EXERCISE INPUTS start
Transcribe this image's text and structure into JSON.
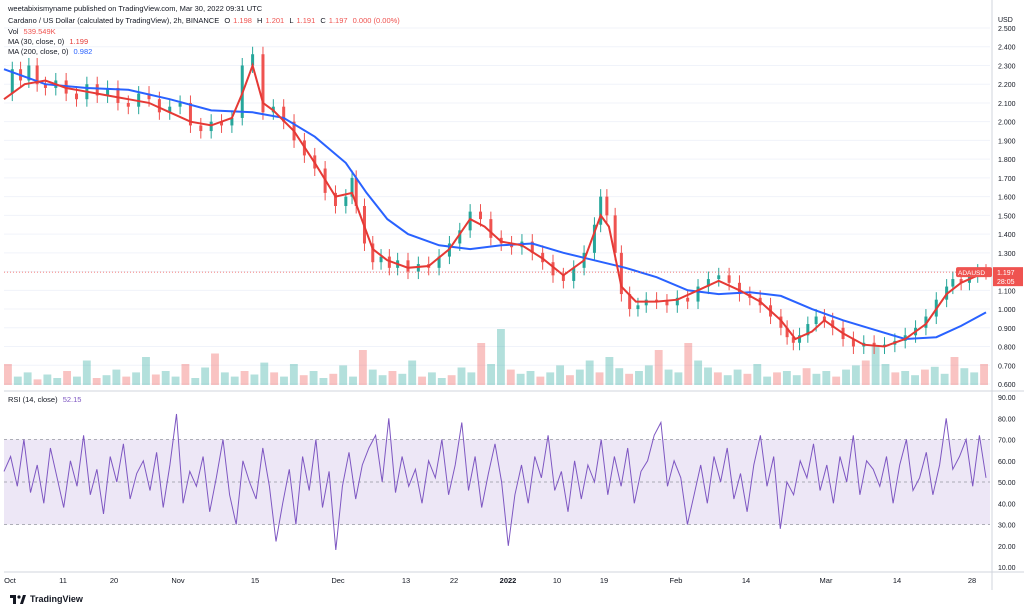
{
  "attribution": "weetabixismyname published on TradingView.com, Mar 30, 2022 09:31 UTC",
  "header": {
    "title": "Cardano / US Dollar (calculated by TradingView), 2h, BINANCE",
    "o_label": "O",
    "o": "1.198",
    "h_label": "H",
    "h": "1.201",
    "l_label": "L",
    "l": "1.191",
    "c_label": "C",
    "c": "1.197",
    "chg": "0.000 (0.00%)",
    "vol_label": "Vol",
    "vol": "539.549K",
    "ma30_label": "MA (30, close, 0)",
    "ma30": "1.199",
    "ma200_label": "MA (200, close, 0)",
    "ma200": "0.982",
    "rsi_label": "RSI (14, close)",
    "rsi": "52.15"
  },
  "footer": {
    "brand": "TradingView"
  },
  "colors": {
    "up": "#26a69a",
    "down": "#ef5350",
    "ma30": "#e53935",
    "ma200": "#2962ff",
    "rsi": "#7e57c2",
    "rsi_band": "#ede7f6",
    "grid": "#f0f3fa",
    "price_line": "#ef5350"
  },
  "chart_data": [
    {
      "type": "line",
      "title": "Cardano / US Dollar (calculated by TradingView), 2h, BINANCE",
      "currency": "USD",
      "ylim": [
        0.6,
        2.5
      ],
      "price_ticks": [
        "2.500",
        "2.400",
        "2.300",
        "2.200",
        "2.100",
        "2.000",
        "1.900",
        "1.800",
        "1.700",
        "1.600",
        "1.500",
        "1.400",
        "1.300",
        "1.200",
        "1.100",
        "1.000",
        "0.900",
        "0.800",
        "0.700",
        "0.600"
      ],
      "x_ticks": [
        "Oct",
        "11",
        "20",
        "Nov",
        "15",
        "Dec",
        "13",
        "22",
        "2022",
        "10",
        "19",
        "Feb",
        "14",
        "Mar",
        "14",
        "28"
      ],
      "current_price_label": "1.197",
      "current_symbol_label": "ADAUSD",
      "countdown_label": "28:05",
      "series": [
        {
          "name": "ADAUSD",
          "values": [
            [
              0,
              2.15
            ],
            [
              4,
              2.28
            ],
            [
              8,
              2.22
            ],
            [
              12,
              2.3
            ],
            [
              16,
              2.2
            ],
            [
              20,
              2.18
            ],
            [
              25,
              2.22
            ],
            [
              30,
              2.15
            ],
            [
              35,
              2.12
            ],
            [
              40,
              2.2
            ],
            [
              45,
              2.14
            ],
            [
              50,
              2.18
            ],
            [
              55,
              2.1
            ],
            [
              60,
              2.08
            ],
            [
              65,
              2.15
            ],
            [
              70,
              2.12
            ],
            [
              75,
              2.05
            ],
            [
              80,
              2.08
            ],
            [
              85,
              2.1
            ],
            [
              90,
              1.98
            ],
            [
              95,
              1.95
            ],
            [
              100,
              2.0
            ],
            [
              105,
              1.98
            ],
            [
              110,
              2.02
            ],
            [
              115,
              2.3
            ],
            [
              120,
              2.36
            ],
            [
              125,
              2.05
            ],
            [
              130,
              2.08
            ],
            [
              135,
              2.0
            ],
            [
              140,
              1.9
            ],
            [
              145,
              1.82
            ],
            [
              150,
              1.75
            ],
            [
              155,
              1.62
            ],
            [
              160,
              1.55
            ],
            [
              165,
              1.6
            ],
            [
              168,
              1.7
            ],
            [
              170,
              1.55
            ],
            [
              174,
              1.35
            ],
            [
              178,
              1.25
            ],
            [
              182,
              1.28
            ],
            [
              186,
              1.22
            ],
            [
              190,
              1.26
            ],
            [
              195,
              1.2
            ],
            [
              200,
              1.24
            ],
            [
              205,
              1.22
            ],
            [
              210,
              1.28
            ],
            [
              215,
              1.35
            ],
            [
              220,
              1.42
            ],
            [
              225,
              1.52
            ],
            [
              230,
              1.48
            ],
            [
              235,
              1.38
            ],
            [
              240,
              1.35
            ],
            [
              245,
              1.33
            ],
            [
              250,
              1.36
            ],
            [
              255,
              1.3
            ],
            [
              260,
              1.25
            ],
            [
              265,
              1.18
            ],
            [
              270,
              1.15
            ],
            [
              275,
              1.22
            ],
            [
              280,
              1.3
            ],
            [
              285,
              1.45
            ],
            [
              288,
              1.6
            ],
            [
              291,
              1.5
            ],
            [
              295,
              1.3
            ],
            [
              298,
              1.08
            ],
            [
              302,
              1.0
            ],
            [
              306,
              1.02
            ],
            [
              310,
              1.05
            ],
            [
              315,
              1.04
            ],
            [
              320,
              1.02
            ],
            [
              325,
              1.06
            ],
            [
              330,
              1.04
            ],
            [
              335,
              1.12
            ],
            [
              340,
              1.16
            ],
            [
              345,
              1.18
            ],
            [
              350,
              1.14
            ],
            [
              355,
              1.08
            ],
            [
              360,
              1.06
            ],
            [
              365,
              1.02
            ],
            [
              370,
              0.96
            ],
            [
              375,
              0.9
            ],
            [
              378,
              0.85
            ],
            [
              381,
              0.82
            ],
            [
              384,
              0.86
            ],
            [
              388,
              0.92
            ],
            [
              392,
              0.96
            ],
            [
              396,
              0.94
            ],
            [
              400,
              0.9
            ],
            [
              405,
              0.84
            ],
            [
              410,
              0.8
            ],
            [
              415,
              0.82
            ],
            [
              420,
              0.8
            ],
            [
              425,
              0.81
            ],
            [
              430,
              0.83
            ],
            [
              435,
              0.86
            ],
            [
              440,
              0.9
            ],
            [
              445,
              0.96
            ],
            [
              450,
              1.05
            ],
            [
              455,
              1.12
            ],
            [
              458,
              1.16
            ],
            [
              462,
              1.14
            ],
            [
              466,
              1.18
            ],
            [
              470,
              1.2
            ],
            [
              474,
              1.197
            ]
          ]
        },
        {
          "name": "MA (30, close, 0)",
          "values": [
            [
              0,
              2.12
            ],
            [
              10,
              2.2
            ],
            [
              20,
              2.22
            ],
            [
              30,
              2.18
            ],
            [
              40,
              2.16
            ],
            [
              50,
              2.14
            ],
            [
              60,
              2.12
            ],
            [
              70,
              2.1
            ],
            [
              80,
              2.05
            ],
            [
              90,
              2.0
            ],
            [
              100,
              1.98
            ],
            [
              110,
              2.02
            ],
            [
              115,
              2.15
            ],
            [
              120,
              2.3
            ],
            [
              125,
              2.1
            ],
            [
              130,
              2.06
            ],
            [
              140,
              1.95
            ],
            [
              150,
              1.78
            ],
            [
              160,
              1.6
            ],
            [
              168,
              1.62
            ],
            [
              172,
              1.5
            ],
            [
              178,
              1.32
            ],
            [
              185,
              1.26
            ],
            [
              195,
              1.22
            ],
            [
              205,
              1.23
            ],
            [
              215,
              1.32
            ],
            [
              225,
              1.48
            ],
            [
              232,
              1.44
            ],
            [
              240,
              1.36
            ],
            [
              250,
              1.34
            ],
            [
              260,
              1.27
            ],
            [
              270,
              1.18
            ],
            [
              280,
              1.26
            ],
            [
              288,
              1.5
            ],
            [
              292,
              1.44
            ],
            [
              298,
              1.12
            ],
            [
              305,
              1.04
            ],
            [
              315,
              1.04
            ],
            [
              325,
              1.05
            ],
            [
              335,
              1.1
            ],
            [
              345,
              1.15
            ],
            [
              355,
              1.1
            ],
            [
              365,
              1.04
            ],
            [
              375,
              0.94
            ],
            [
              382,
              0.84
            ],
            [
              390,
              0.88
            ],
            [
              396,
              0.94
            ],
            [
              405,
              0.87
            ],
            [
              415,
              0.81
            ],
            [
              425,
              0.8
            ],
            [
              435,
              0.84
            ],
            [
              445,
              0.92
            ],
            [
              455,
              1.08
            ],
            [
              462,
              1.14
            ],
            [
              474,
              1.199
            ]
          ]
        },
        {
          "name": "MA (200, close, 0)",
          "values": [
            [
              0,
              2.28
            ],
            [
              20,
              2.2
            ],
            [
              40,
              2.18
            ],
            [
              60,
              2.17
            ],
            [
              80,
              2.12
            ],
            [
              100,
              2.06
            ],
            [
              120,
              2.05
            ],
            [
              135,
              2.02
            ],
            [
              150,
              1.92
            ],
            [
              165,
              1.78
            ],
            [
              175,
              1.62
            ],
            [
              185,
              1.48
            ],
            [
              195,
              1.4
            ],
            [
              210,
              1.34
            ],
            [
              225,
              1.32
            ],
            [
              240,
              1.34
            ],
            [
              255,
              1.35
            ],
            [
              270,
              1.3
            ],
            [
              285,
              1.26
            ],
            [
              300,
              1.22
            ],
            [
              315,
              1.17
            ],
            [
              330,
              1.1
            ],
            [
              345,
              1.08
            ],
            [
              360,
              1.09
            ],
            [
              375,
              1.07
            ],
            [
              390,
              1.0
            ],
            [
              405,
              0.94
            ],
            [
              420,
              0.89
            ],
            [
              435,
              0.84
            ],
            [
              450,
              0.85
            ],
            [
              462,
              0.91
            ],
            [
              474,
              0.982
            ]
          ]
        }
      ]
    },
    {
      "type": "bar",
      "title": "Vol",
      "series": [
        {
          "name": "Vol",
          "values": [
            0.3,
            0.12,
            0.18,
            0.08,
            0.15,
            0.1,
            0.2,
            0.12,
            0.35,
            0.1,
            0.14,
            0.22,
            0.12,
            0.18,
            0.4,
            0.15,
            0.2,
            0.12,
            0.3,
            0.1,
            0.25,
            0.45,
            0.18,
            0.12,
            0.2,
            0.15,
            0.32,
            0.18,
            0.12,
            0.3,
            0.14,
            0.2,
            0.1,
            0.16,
            0.28,
            0.12,
            0.5,
            0.22,
            0.14,
            0.2,
            0.16,
            0.35,
            0.12,
            0.18,
            0.1,
            0.14,
            0.25,
            0.18,
            0.6,
            0.3,
            0.8,
            0.22,
            0.16,
            0.2,
            0.12,
            0.18,
            0.28,
            0.14,
            0.22,
            0.35,
            0.18,
            0.4,
            0.24,
            0.16,
            0.2,
            0.28,
            0.5,
            0.22,
            0.18,
            0.6,
            0.35,
            0.25,
            0.18,
            0.14,
            0.22,
            0.16,
            0.3,
            0.12,
            0.18,
            0.2,
            0.14,
            0.24,
            0.16,
            0.2,
            0.12,
            0.22,
            0.28,
            0.35,
            0.55,
            0.3,
            0.18,
            0.2,
            0.14,
            0.22,
            0.26,
            0.16,
            0.4,
            0.24,
            0.18,
            0.3
          ]
        }
      ]
    },
    {
      "type": "line",
      "title": "RSI (14, close)",
      "ylim": [
        10,
        90
      ],
      "ticks": [
        "90.00",
        "80.00",
        "70.00",
        "60.00",
        "50.00",
        "40.00",
        "30.00",
        "20.00",
        "10.00"
      ],
      "bands": [
        70,
        50,
        30
      ],
      "series": [
        {
          "name": "RSI (14, close)",
          "values": [
            55,
            62,
            48,
            70,
            45,
            58,
            40,
            66,
            52,
            38,
            60,
            48,
            72,
            44,
            56,
            35,
            62,
            50,
            68,
            42,
            54,
            60,
            46,
            64,
            38,
            58,
            82,
            40,
            55,
            48,
            62,
            36,
            52,
            70,
            44,
            30,
            60,
            50,
            42,
            66,
            48,
            22,
            40,
            56,
            30,
            62,
            46,
            70,
            38,
            55,
            18,
            48,
            64,
            42,
            58,
            66,
            72,
            50,
            80,
            45,
            62,
            48,
            56,
            40,
            60,
            52,
            70,
            44,
            58,
            78,
            46,
            62,
            38,
            54,
            68,
            50,
            20,
            44,
            58,
            40,
            62,
            52,
            72,
            46,
            55,
            36,
            60,
            42,
            58,
            50,
            70,
            44,
            62,
            48,
            66,
            40,
            55,
            60,
            72,
            78,
            48,
            60,
            52,
            30,
            44,
            58,
            40,
            62,
            50,
            66,
            42,
            54,
            36,
            58,
            72,
            48,
            62,
            28,
            50,
            44,
            60,
            52,
            68,
            46,
            58,
            40,
            62,
            50,
            72,
            44,
            60,
            56,
            48,
            62,
            40,
            58,
            70,
            46,
            52,
            64,
            44,
            58,
            80,
            56,
            62,
            70,
            48,
            72,
            52
          ]
        }
      ]
    }
  ]
}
EXERCISE INPUTS end
■ STATED TASK
Pull out each line of the records holding the string "close".

■ TASK ANSWER
    "ma30_label": "MA (30, close, 0)",
    "ma200_label": "MA (200, close, 0)",
    "rsi_label": "RSI (14, close)",
          "name": "MA (30, close, 0)",
          "name": "MA (200, close, 0)",
      "title": "RSI (14, close)",
          "name": "RSI (14, close)",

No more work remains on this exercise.